_Records for this exercise_.
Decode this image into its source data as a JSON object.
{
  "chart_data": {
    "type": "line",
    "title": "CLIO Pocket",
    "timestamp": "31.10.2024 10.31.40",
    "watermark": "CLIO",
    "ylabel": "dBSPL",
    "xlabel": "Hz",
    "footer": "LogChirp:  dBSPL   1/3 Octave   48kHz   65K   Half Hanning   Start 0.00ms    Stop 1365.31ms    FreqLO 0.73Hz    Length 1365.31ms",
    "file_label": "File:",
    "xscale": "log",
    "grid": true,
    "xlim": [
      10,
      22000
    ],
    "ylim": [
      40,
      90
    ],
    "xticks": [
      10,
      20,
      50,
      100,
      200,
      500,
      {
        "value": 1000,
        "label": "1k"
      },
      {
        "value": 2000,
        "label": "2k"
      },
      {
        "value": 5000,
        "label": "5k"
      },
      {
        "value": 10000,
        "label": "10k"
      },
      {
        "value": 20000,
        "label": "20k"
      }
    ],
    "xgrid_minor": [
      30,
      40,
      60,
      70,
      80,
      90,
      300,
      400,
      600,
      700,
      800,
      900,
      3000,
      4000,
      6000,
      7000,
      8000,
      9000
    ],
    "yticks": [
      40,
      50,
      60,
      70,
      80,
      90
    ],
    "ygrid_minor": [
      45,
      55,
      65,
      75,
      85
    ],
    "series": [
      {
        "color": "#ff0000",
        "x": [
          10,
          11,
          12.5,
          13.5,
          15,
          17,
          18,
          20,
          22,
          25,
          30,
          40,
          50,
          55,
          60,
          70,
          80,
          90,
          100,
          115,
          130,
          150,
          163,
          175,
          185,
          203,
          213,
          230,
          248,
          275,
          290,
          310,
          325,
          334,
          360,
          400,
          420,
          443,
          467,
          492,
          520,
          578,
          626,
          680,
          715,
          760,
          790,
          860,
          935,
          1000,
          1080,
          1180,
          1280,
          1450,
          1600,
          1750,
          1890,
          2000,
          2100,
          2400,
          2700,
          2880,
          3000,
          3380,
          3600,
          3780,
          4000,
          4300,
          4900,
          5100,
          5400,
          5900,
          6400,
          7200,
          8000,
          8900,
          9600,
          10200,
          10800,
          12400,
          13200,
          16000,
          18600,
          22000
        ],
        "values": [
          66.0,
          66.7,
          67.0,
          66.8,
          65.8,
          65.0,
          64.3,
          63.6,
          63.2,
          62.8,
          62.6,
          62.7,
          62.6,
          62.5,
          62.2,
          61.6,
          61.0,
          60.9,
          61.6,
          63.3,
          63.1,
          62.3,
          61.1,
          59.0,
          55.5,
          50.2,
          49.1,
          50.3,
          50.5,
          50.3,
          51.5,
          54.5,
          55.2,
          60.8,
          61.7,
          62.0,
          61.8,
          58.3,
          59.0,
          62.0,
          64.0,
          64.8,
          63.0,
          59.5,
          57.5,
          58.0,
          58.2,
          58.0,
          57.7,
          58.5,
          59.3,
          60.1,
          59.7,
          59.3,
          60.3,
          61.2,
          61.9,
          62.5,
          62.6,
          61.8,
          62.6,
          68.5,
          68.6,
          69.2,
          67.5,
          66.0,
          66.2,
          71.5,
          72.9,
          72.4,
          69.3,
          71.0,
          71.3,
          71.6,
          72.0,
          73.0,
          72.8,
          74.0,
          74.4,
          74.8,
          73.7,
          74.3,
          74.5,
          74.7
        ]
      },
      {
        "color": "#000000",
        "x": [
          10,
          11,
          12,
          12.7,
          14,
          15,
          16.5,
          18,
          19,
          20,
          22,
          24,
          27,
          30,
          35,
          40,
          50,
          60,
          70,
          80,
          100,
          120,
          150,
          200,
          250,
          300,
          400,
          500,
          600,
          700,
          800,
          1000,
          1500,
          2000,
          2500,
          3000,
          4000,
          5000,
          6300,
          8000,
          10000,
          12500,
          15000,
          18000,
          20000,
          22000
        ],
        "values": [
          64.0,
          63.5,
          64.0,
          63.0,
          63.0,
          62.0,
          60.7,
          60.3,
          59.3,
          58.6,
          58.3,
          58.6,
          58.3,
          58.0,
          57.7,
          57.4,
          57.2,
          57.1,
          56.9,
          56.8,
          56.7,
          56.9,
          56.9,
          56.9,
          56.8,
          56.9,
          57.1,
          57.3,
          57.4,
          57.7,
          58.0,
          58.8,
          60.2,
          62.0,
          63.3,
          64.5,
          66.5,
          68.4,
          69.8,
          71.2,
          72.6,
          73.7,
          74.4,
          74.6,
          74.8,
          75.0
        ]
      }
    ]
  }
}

_Exercise prompt_. Write out every entry word for word.

_Result of this exercise_.
Decode this image into its source data as a JSON object.
{
  "chart_data": {
    "type": "line",
    "title": "CLIO Pocket",
    "timestamp": "31.10.2024 10.31.40",
    "watermark": "CLIO",
    "ylabel": "dBSPL",
    "xlabel": "Hz",
    "footer": "LogChirp:  dBSPL   1/3 Octave   48kHz   65K   Half Hanning   Start 0.00ms    Stop 1365.31ms    FreqLO 0.73Hz    Length 1365.31ms",
    "file_label": "File:",
    "xscale": "log",
    "grid": true,
    "xlim": [
      10,
      22000
    ],
    "ylim": [
      40,
      90
    ],
    "xticks": [
      10,
      20,
      50,
      100,
      200,
      500,
      {
        "value": 1000,
        "label": "1k"
      },
      {
        "value": 2000,
        "label": "2k"
      },
      {
        "value": 5000,
        "label": "5k"
      },
      {
        "value": 10000,
        "label": "10k"
      },
      {
        "value": 20000,
        "label": "20k"
      }
    ],
    "xgrid_minor": [
      30,
      40,
      60,
      70,
      80,
      90,
      300,
      400,
      600,
      700,
      800,
      900,
      3000,
      4000,
      6000,
      7000,
      8000,
      9000
    ],
    "yticks": [
      40,
      50,
      60,
      70,
      80,
      90
    ],
    "ygrid_minor": [
      45,
      55,
      65,
      75,
      85
    ],
    "series": [
      {
        "color": "#ff0000",
        "x": [
          10,
          11,
          12.5,
          13.5,
          15,
          17,
          18,
          20,
          22,
          25,
          30,
          40,
          50,
          55,
          60,
          70,
          80,
          90,
          100,
          115,
          130,
          150,
          163,
          175,
          185,
          203,
          213,
          230,
          248,
          275,
          290,
          310,
          325,
          334,
          360,
          400,
          420,
          443,
          467,
          492,
          520,
          578,
          626,
          680,
          715,
          760,
          790,
          860,
          935,
          1000,
          1080,
          1180,
          1280,
          1450,
          1600,
          1750,
          1890,
          2000,
          2100,
          2400,
          2700,
          2880,
          3000,
          3380,
          3600,
          3780,
          4000,
          4300,
          4900,
          5100,
          5400,
          5900,
          6400,
          7200,
          8000,
          8900,
          9600,
          10200,
          10800,
          12400,
          13200,
          16000,
          18600,
          22000
        ],
        "values": [
          66.0,
          66.7,
          67.0,
          66.8,
          65.8,
          65.0,
          64.3,
          63.6,
          63.2,
          62.8,
          62.6,
          62.7,
          62.6,
          62.5,
          62.2,
          61.6,
          61.0,
          60.9,
          61.6,
          63.3,
          63.1,
          62.3,
          61.1,
          59.0,
          55.5,
          50.2,
          49.1,
          50.3,
          50.5,
          50.3,
          51.5,
          54.5,
          55.2,
          60.8,
          61.7,
          62.0,
          61.8,
          58.3,
          59.0,
          62.0,
          64.0,
          64.8,
          63.0,
          59.5,
          57.5,
          58.0,
          58.2,
          58.0,
          57.7,
          58.5,
          59.3,
          60.1,
          59.7,
          59.3,
          60.3,
          61.2,
          61.9,
          62.5,
          62.6,
          61.8,
          62.6,
          68.5,
          68.6,
          69.2,
          67.5,
          66.0,
          66.2,
          71.5,
          72.9,
          72.4,
          69.3,
          71.0,
          71.3,
          71.6,
          72.0,
          73.0,
          72.8,
          74.0,
          74.4,
          74.8,
          73.7,
          74.3,
          74.5,
          74.7
        ]
      },
      {
        "color": "#000000",
        "x": [
          10,
          11,
          12,
          12.7,
          14,
          15,
          16.5,
          18,
          19,
          20,
          22,
          24,
          27,
          30,
          35,
          40,
          50,
          60,
          70,
          80,
          100,
          120,
          150,
          200,
          250,
          300,
          400,
          500,
          600,
          700,
          800,
          1000,
          1500,
          2000,
          2500,
          3000,
          4000,
          5000,
          6300,
          8000,
          10000,
          12500,
          15000,
          18000,
          20000,
          22000
        ],
        "values": [
          64.0,
          63.5,
          64.0,
          63.0,
          63.0,
          62.0,
          60.7,
          60.3,
          59.3,
          58.6,
          58.3,
          58.6,
          58.3,
          58.0,
          57.7,
          57.4,
          57.2,
          57.1,
          56.9,
          56.8,
          56.7,
          56.9,
          56.9,
          56.9,
          56.8,
          56.9,
          57.1,
          57.3,
          57.4,
          57.7,
          58.0,
          58.8,
          60.2,
          62.0,
          63.3,
          64.5,
          66.5,
          68.4,
          69.8,
          71.2,
          72.6,
          73.7,
          74.4,
          74.6,
          74.8,
          75.0
        ]
      }
    ]
  }
}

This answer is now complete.